### MATERIAL:
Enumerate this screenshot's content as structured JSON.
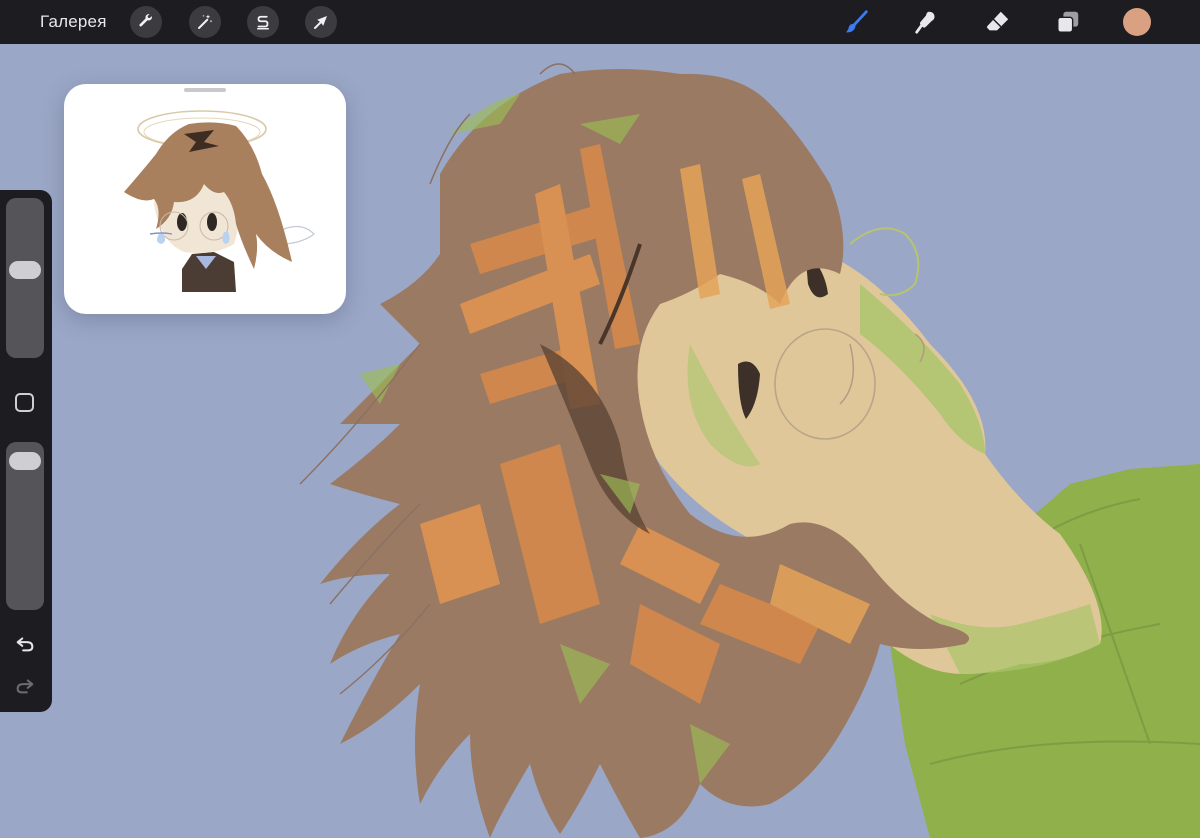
{
  "topbar": {
    "gallery_label": "Галерея",
    "left_tools": [
      "wrench-icon",
      "magic-wand-icon",
      "selection-s-icon",
      "transform-arrow-icon"
    ],
    "right_tools": [
      "brush-icon",
      "smudge-icon",
      "eraser-icon",
      "layers-icon"
    ],
    "active_tool": "brush-icon"
  },
  "colors": {
    "current_color": "#d9a181",
    "brush_active": "#3b7cf0",
    "bar_bg": "#1d1d21",
    "canvas_bg": "#9ba7c6"
  },
  "sidebar": {
    "brush_size": 0.56,
    "brush_opacity": 0.95,
    "icons": [
      "modify-square-icon",
      "undo-icon",
      "redo-icon"
    ]
  },
  "reference": {
    "visible": true
  }
}
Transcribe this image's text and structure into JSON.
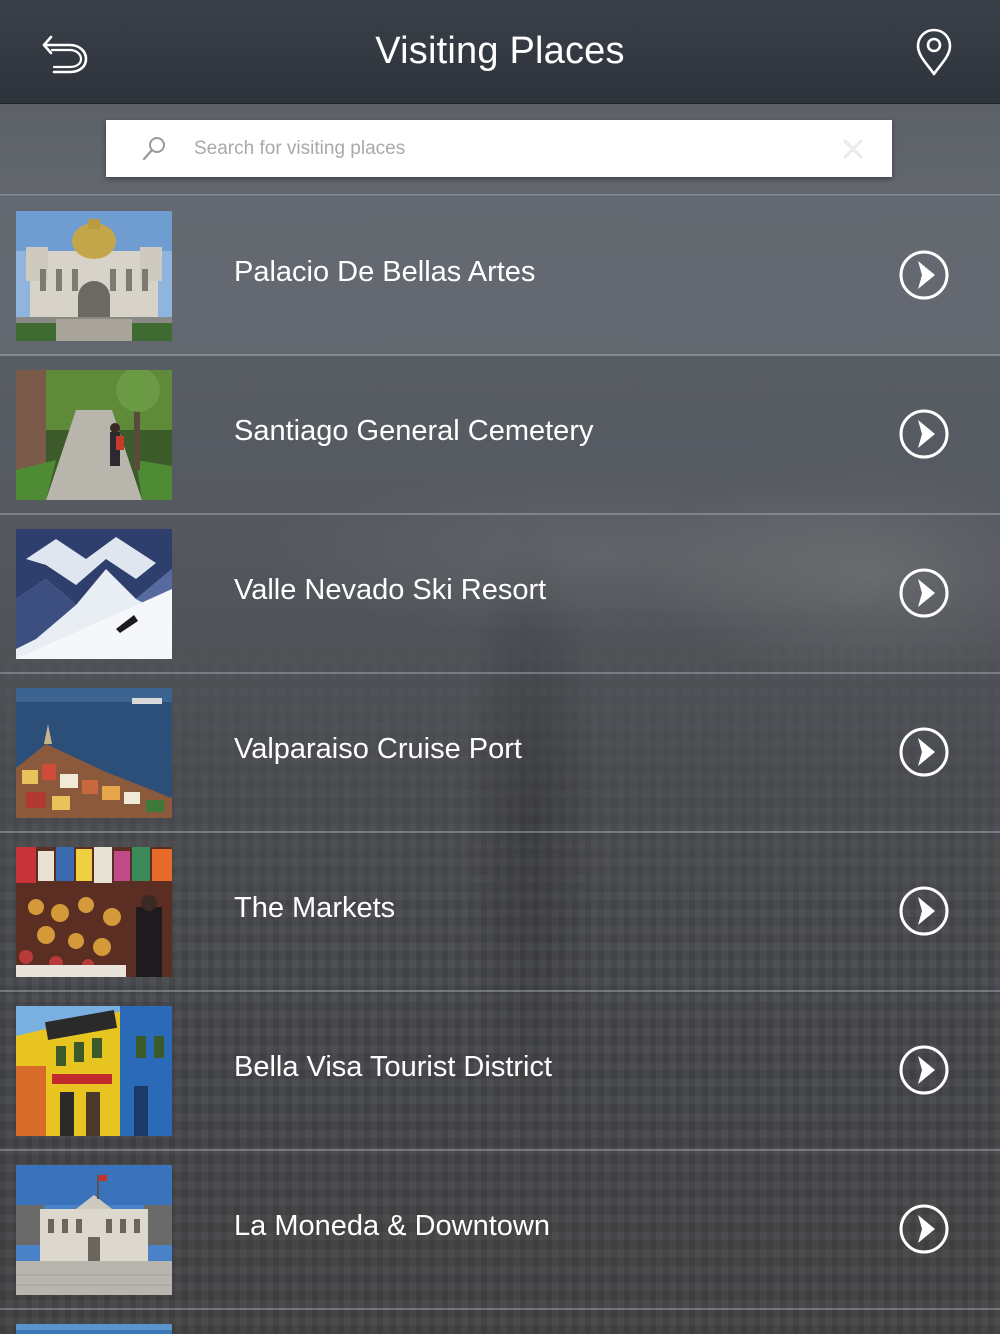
{
  "nav": {
    "title": "Visiting Places",
    "back_icon": "undo-arrow-icon",
    "location_icon": "map-pin-icon"
  },
  "search": {
    "placeholder": "Search for visiting places",
    "value": "",
    "search_icon": "magnifier-icon",
    "clear_icon": "clear-x-icon"
  },
  "places": [
    {
      "label": "Palacio De Bellas Artes",
      "image": "palace-thumbnail"
    },
    {
      "label": "Santiago General Cemetery",
      "image": "cemetery-path-thumbnail"
    },
    {
      "label": "Valle Nevado Ski Resort",
      "image": "ski-slope-thumbnail"
    },
    {
      "label": "Valparaiso Cruise Port",
      "image": "harbor-town-thumbnail"
    },
    {
      "label": "The Markets",
      "image": "market-stall-thumbnail"
    },
    {
      "label": "Bella Visa Tourist District",
      "image": "colorful-buildings-thumbnail"
    },
    {
      "label": "La Moneda & Downtown",
      "image": "government-palace-thumbnail"
    }
  ],
  "colors": {
    "navbar": "#2e333b",
    "search_strip": "#5d6168",
    "text": "#ffffff",
    "divider": "#aab2be"
  }
}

### EXERCISE REQUIREMENTS:
Leave the pictures out and reproduce all of the records exactly.

### ANSWER FOR THIS EXERCISE:
Enumerate this screenshot's content as structured JSON.
{
  "topbar": {
    "gallery_label": "Галерея",
    "left_tools": [
      "wrench-icon",
      "magic-wand-icon",
      "selection-s-icon",
      "transform-arrow-icon"
    ],
    "right_tools": [
      "brush-icon",
      "smudge-icon",
      "eraser-icon",
      "layers-icon"
    ],
    "active_tool": "brush-icon"
  },
  "colors": {
    "current_color": "#d9a181",
    "brush_active": "#3b7cf0",
    "bar_bg": "#1d1d21",
    "canvas_bg": "#9ba7c6"
  },
  "sidebar": {
    "brush_size": 0.56,
    "brush_opacity": 0.95,
    "icons": [
      "modify-square-icon",
      "undo-icon",
      "redo-icon"
    ]
  },
  "reference": {
    "visible": true
  }
}
Transcribe this image's text and structure into JSON.
{
  "nav": {
    "title": "Visiting Places",
    "back_icon": "undo-arrow-icon",
    "location_icon": "map-pin-icon"
  },
  "search": {
    "placeholder": "Search for visiting places",
    "value": "",
    "search_icon": "magnifier-icon",
    "clear_icon": "clear-x-icon"
  },
  "places": [
    {
      "label": "Palacio De Bellas Artes",
      "image": "palace-thumbnail"
    },
    {
      "label": "Santiago General Cemetery",
      "image": "cemetery-path-thumbnail"
    },
    {
      "label": "Valle Nevado Ski Resort",
      "image": "ski-slope-thumbnail"
    },
    {
      "label": "Valparaiso Cruise Port",
      "image": "harbor-town-thumbnail"
    },
    {
      "label": "The Markets",
      "image": "market-stall-thumbnail"
    },
    {
      "label": "Bella Visa Tourist District",
      "image": "colorful-buildings-thumbnail"
    },
    {
      "label": "La Moneda & Downtown",
      "image": "government-palace-thumbnail"
    }
  ],
  "colors": {
    "navbar": "#2e333b",
    "search_strip": "#5d6168",
    "text": "#ffffff",
    "divider": "#aab2be"
  }
}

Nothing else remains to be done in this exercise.